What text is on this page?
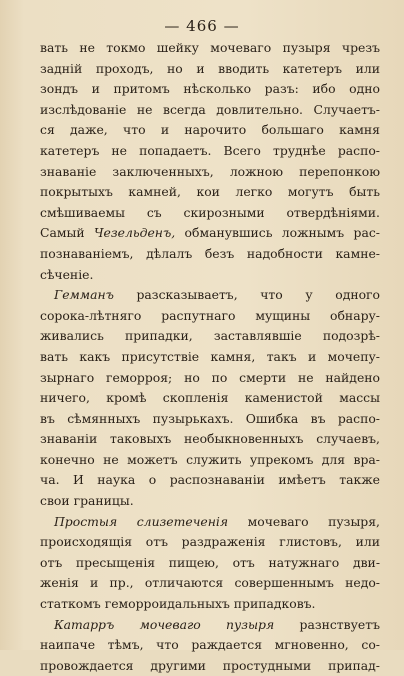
— 466 —
вать не токмо шейку мочеваго пузыря чрезъ
задній проходъ, но и вводить катетеръ или
зондъ и притомъ нѣсколько разъ: ибо одно
изслѣдованіе не всегда довлительно. Случаетъ-
ся даже, что и нарочито большаго камня
катетеръ не попадаетъ. Всего труднѣе распо-
знаваніе заключенныхъ, ложною перепонкою
покрытыхъ камней, кои легко могутъ быть
смѣшиваемы съ скирозными отвердѣніями.
Самый Чезельденъ, обманувшись ложнымъ рас-
познаваніемъ, дѣлалъ безъ надобности камне-
сѣченіе.
Гемманъ разсказываетъ, что у одного
сорока-лѣтняго распутнаго мущины обнару-
живались припадки, заставлявшіе подозрѣ-
вать какъ присутствіе камня, такъ и мочепу-
зырнаго геморроя; но по смерти не найдено
ничего, кромѣ скопленія каменистой массы
въ сѣмянныхъ пузырькахъ. Ошибка въ распо-
знаваніи таковыхъ необыкновенныхъ случаевъ,
конечно не можетъ служить упрекомъ для вра-
ча. И наука о распознаваніи имѣетъ также
свои границы.
Простыя слизетеченія мочеваго пузыря,
происходящія отъ раздраженія глистовъ, или
отъ пресыщенія пищею, отъ натужнаго дви-
женія и пр., отличаются совершеннымъ недо-
статкомъ геморроидальныхъ припадковъ.
Катарръ мочеваго пузыря разнствуетъ
наипаче тѣмъ, что раждается мгновенно, со-
провождается другими простудными припад-
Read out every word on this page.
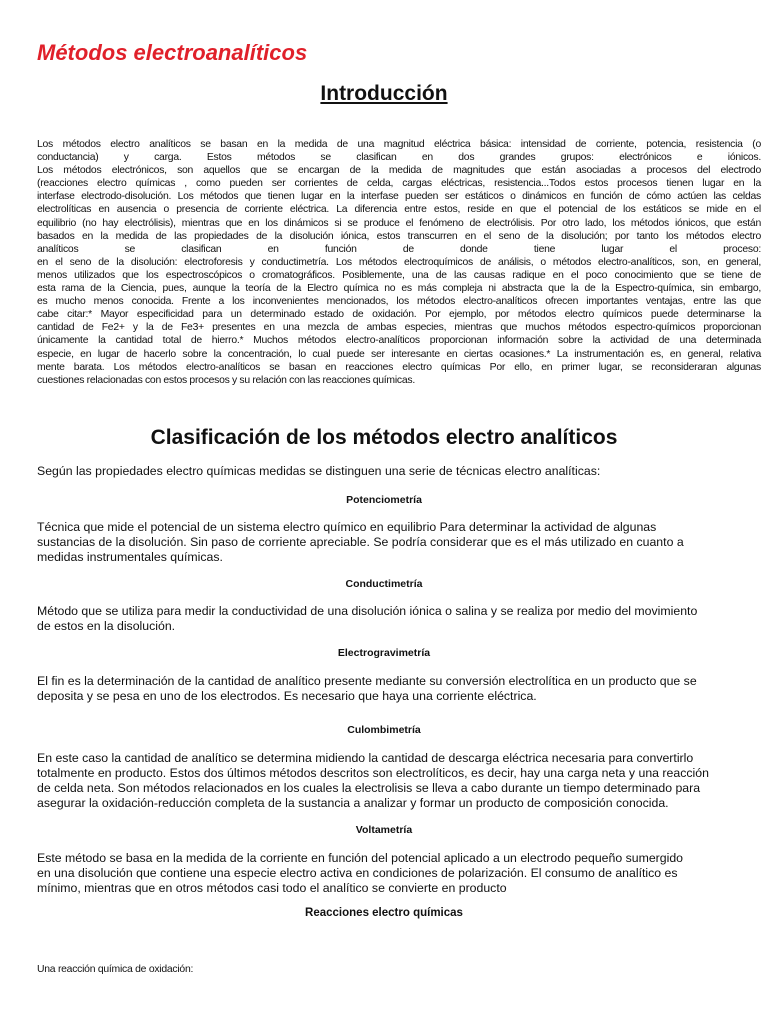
Métodos electroanalíticos
Introducción

Los métodos electro analíticos se basan en la medida de una magnitud eléctrica básica: intensidad de corriente, potencia, resistencia (o

conductancia) y carga. Estos métodos se clasifican en dos grandes grupos: electrónicos e iónicos.

Los métodos electrónicos, son aquellos que se encargan de la medida de magnitudes que están asociadas a procesos del electrodo

(reacciones electro químicas , como pueden ser corrientes de celda, cargas eléctricas, resistencia...Todos estos procesos tienen lugar en la

interfase electrodo-disolución. Los métodos que tienen lugar en la interfase pueden ser estáticos o dinámicos en función de cómo actúen las celdas

electrolíticas en ausencia o presencia de corriente eléctrica. La diferencia entre estos, reside en que el potencial de los estáticos se mide en el

equilibrio (no hay electrólisis), mientras que en los dinámicos si se produce el fenómeno de electrólisis. Por otro lado, los métodos iónicos, que están

basados en la medida de las propiedades de la disolución iónica, estos transcurren en el seno de la disolución; por tanto los métodos electro

analíticos se clasifican en función de donde tiene lugar el proceso:

en el seno de la disolución: electroforesis y conductimetría. Los métodos electroquímicos de análisis, o métodos electro-analíticos, son, en general,

menos utilizados que los espectroscópicos o cromatográficos. Posiblemente, una de las causas radique en el poco conocimiento que se tiene de

esta rama de la Ciencia, pues, aunque la teoría de la Electro química no es más compleja ni abstracta que la de la Espectro-química, sin embargo,

es mucho menos conocida. Frente a los inconvenientes mencionados, los métodos electro-analíticos ofrecen importantes ventajas, entre las que

cabe citar:* Mayor especificidad para un determinado estado de oxidación. Por ejemplo, por métodos electro químicos puede determinarse la

cantidad de Fe2+ y la de Fe3+ presentes en una mezcla de ambas especies, mientras que muchos métodos espectro-químicos proporcionan

únicamente la cantidad total de hierro.* Muchos métodos electro-analíticos proporcionan información sobre la actividad de una determinada

especie, en lugar de hacerlo sobre la concentración, lo cual puede ser interesante en ciertas ocasiones.* La instrumentación es, en general, relativa

mente barata. Los métodos electro-analíticos se basan en reacciones electro químicas Por ello, en primer lugar, se reconsideraran algunas

cuestiones relacionadas con estos procesos y su relación con las reacciones químicas.

Clasificación de los métodos electro analíticos

Según las propiedades electro químicas medidas se distinguen una serie de técnicas electro analíticas:

Potenciometría

Técnica que mide el potencial de un sistema electro químico en equilibrio Para determinar la actividad de algunas

sustancias de la disolución. Sin paso de corriente apreciable. Se podría considerar que es el más utilizado en cuanto a

medidas instrumentales químicas.

Conductimetría

Método que se utiliza para medir la conductividad de una disolución iónica o salina y se realiza por medio del movimiento

de estos en la disolución.

Electrogravimetría

El fin es la determinación de la cantidad de analítico presente mediante su conversión electrolítica en un producto que se

deposita y se pesa en uno de los electrodos. Es necesario que haya una corriente eléctrica.

Culombimetría

En este caso la cantidad de analítico se determina midiendo la cantidad de descarga eléctrica necesaria para convertirlo

totalmente en producto. Estos dos últimos métodos descritos son electrolíticos, es decir, hay una carga neta y una reacción

de celda neta. Son métodos relacionados en los cuales la electrolisis se lleva a cabo durante un tiempo determinado para

asegurar la oxidación-reducción completa de la sustancia a analizar y formar un producto de composición conocida.

Voltametría

Este método se basa en la medida de la corriente en función del potencial aplicado a un electrodo pequeño sumergido

en una disolución que contiene una especie electro activa en condiciones de polarización. El consumo de analítico es

mínimo, mientras que en otros métodos casi todo el analítico se convierte en producto

Reacciones electro químicas

Una reacción química de oxidación:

TASK REQUIREMENTS:
Working from the material above, transcribe it exactly while omitting pictures.

THE ANSWER:
What text is on this page?
— 466 —
вать не токмо шейку мочеваго пузыря чрезъ
задній проходъ, но и вводить катетеръ или
зондъ и притомъ нѣсколько разъ: ибо одно
изслѣдованіе не всегда довлительно. Случаетъ-
ся даже, что и нарочито большаго камня
катетеръ не попадаетъ. Всего труднѣе распо-
знаваніе заключенныхъ, ложною перепонкою
покрытыхъ камней, кои легко могутъ быть
смѣшиваемы съ скирозными отвердѣніями.
Самый Чезельденъ, обманувшись ложнымъ рас-
познаваніемъ, дѣлалъ безъ надобности камне-
сѣченіе.
Гемманъ разсказываетъ, что у одного
сорока-лѣтняго распутнаго мущины обнару-
живались припадки, заставлявшіе подозрѣ-
вать какъ присутствіе камня, такъ и мочепу-
зырнаго геморроя; но по смерти не найдено
ничего, кромѣ скопленія каменистой массы
въ сѣмянныхъ пузырькахъ. Ошибка въ распо-
знаваніи таковыхъ необыкновенныхъ случаевъ,
конечно не можетъ служить упрекомъ для вра-
ча. И наука о распознаваніи имѣетъ также
свои границы.
Простыя слизетеченія мочеваго пузыря,
происходящія отъ раздраженія глистовъ, или
отъ пресыщенія пищею, отъ натужнаго дви-
женія и пр., отличаются совершеннымъ недо-
статкомъ геморроидальныхъ припадковъ.
Катарръ мочеваго пузыря разнствуетъ
наипаче тѣмъ, что раждается мгновенно, со-
провождается другими простудными припад-
Read out every word on this page.
Métodos electroanalíticos
Introducción

Los métodos electro analíticos se basan en la medida de una magnitud eléctrica básica: intensidad de corriente, potencia, resistencia (o

conductancia) y carga. Estos métodos se clasifican en dos grandes grupos: electrónicos e iónicos.

Los métodos electrónicos, son aquellos que se encargan de la medida de magnitudes que están asociadas a procesos del electrodo

(reacciones electro químicas , como pueden ser corrientes de celda, cargas eléctricas, resistencia...Todos estos procesos tienen lugar en la

interfase electrodo-disolución. Los métodos que tienen lugar en la interfase pueden ser estáticos o dinámicos en función de cómo actúen las celdas

electrolíticas en ausencia o presencia de corriente eléctrica. La diferencia entre estos, reside en que el potencial de los estáticos se mide en el

equilibrio (no hay electrólisis), mientras que en los dinámicos si se produce el fenómeno de electrólisis. Por otro lado, los métodos iónicos, que están

basados en la medida de las propiedades de la disolución iónica, estos transcurren en el seno de la disolución; por tanto los métodos electro

analíticos se clasifican en función de donde tiene lugar el proceso:

en el seno de la disolución: electroforesis y conductimetría. Los métodos electroquímicos de análisis, o métodos electro-analíticos, son, en general,

menos utilizados que los espectroscópicos o cromatográficos. Posiblemente, una de las causas radique en el poco conocimiento que se tiene de

esta rama de la Ciencia, pues, aunque la teoría de la Electro química no es más compleja ni abstracta que la de la Espectro-química, sin embargo,

es mucho menos conocida. Frente a los inconvenientes mencionados, los métodos electro-analíticos ofrecen importantes ventajas, entre las que

cabe citar:* Mayor especificidad para un determinado estado de oxidación. Por ejemplo, por métodos electro químicos puede determinarse la

cantidad de Fe2+ y la de Fe3+ presentes en una mezcla de ambas especies, mientras que muchos métodos espectro-químicos proporcionan

únicamente la cantidad total de hierro.* Muchos métodos electro-analíticos proporcionan información sobre la actividad de una determinada

especie, en lugar de hacerlo sobre la concentración, lo cual puede ser interesante en ciertas ocasiones.* La instrumentación es, en general, relativa

mente barata. Los métodos electro-analíticos se basan en reacciones electro químicas Por ello, en primer lugar, se reconsideraran algunas

cuestiones relacionadas con estos procesos y su relación con las reacciones químicas.

Clasificación de los métodos electro analíticos

Según las propiedades electro químicas medidas se distinguen una serie de técnicas electro analíticas:

Potenciometría

Técnica que mide el potencial de un sistema electro químico en equilibrio Para determinar la actividad de algunas

sustancias de la disolución. Sin paso de corriente apreciable. Se podría considerar que es el más utilizado en cuanto a

medidas instrumentales químicas.

Conductimetría

Método que se utiliza para medir la conductividad de una disolución iónica o salina y se realiza por medio del movimiento

de estos en la disolución.

Electrogravimetría

El fin es la determinación de la cantidad de analítico presente mediante su conversión electrolítica en un producto que se

deposita y se pesa en uno de los electrodos. Es necesario que haya una corriente eléctrica.

Culombimetría

En este caso la cantidad de analítico se determina midiendo la cantidad de descarga eléctrica necesaria para convertirlo

totalmente en producto. Estos dos últimos métodos descritos son electrolíticos, es decir, hay una carga neta y una reacción

de celda neta. Son métodos relacionados en los cuales la electrolisis se lleva a cabo durante un tiempo determinado para

asegurar la oxidación-reducción completa de la sustancia a analizar y formar un producto de composición conocida.

Voltametría

Este método se basa en la medida de la corriente en función del potencial aplicado a un electrodo pequeño sumergido

en una disolución que contiene una especie electro activa en condiciones de polarización. El consumo de analítico es

mínimo, mientras que en otros métodos casi todo el analítico se convierte en producto

Reacciones electro químicas

Una reacción química de oxidación:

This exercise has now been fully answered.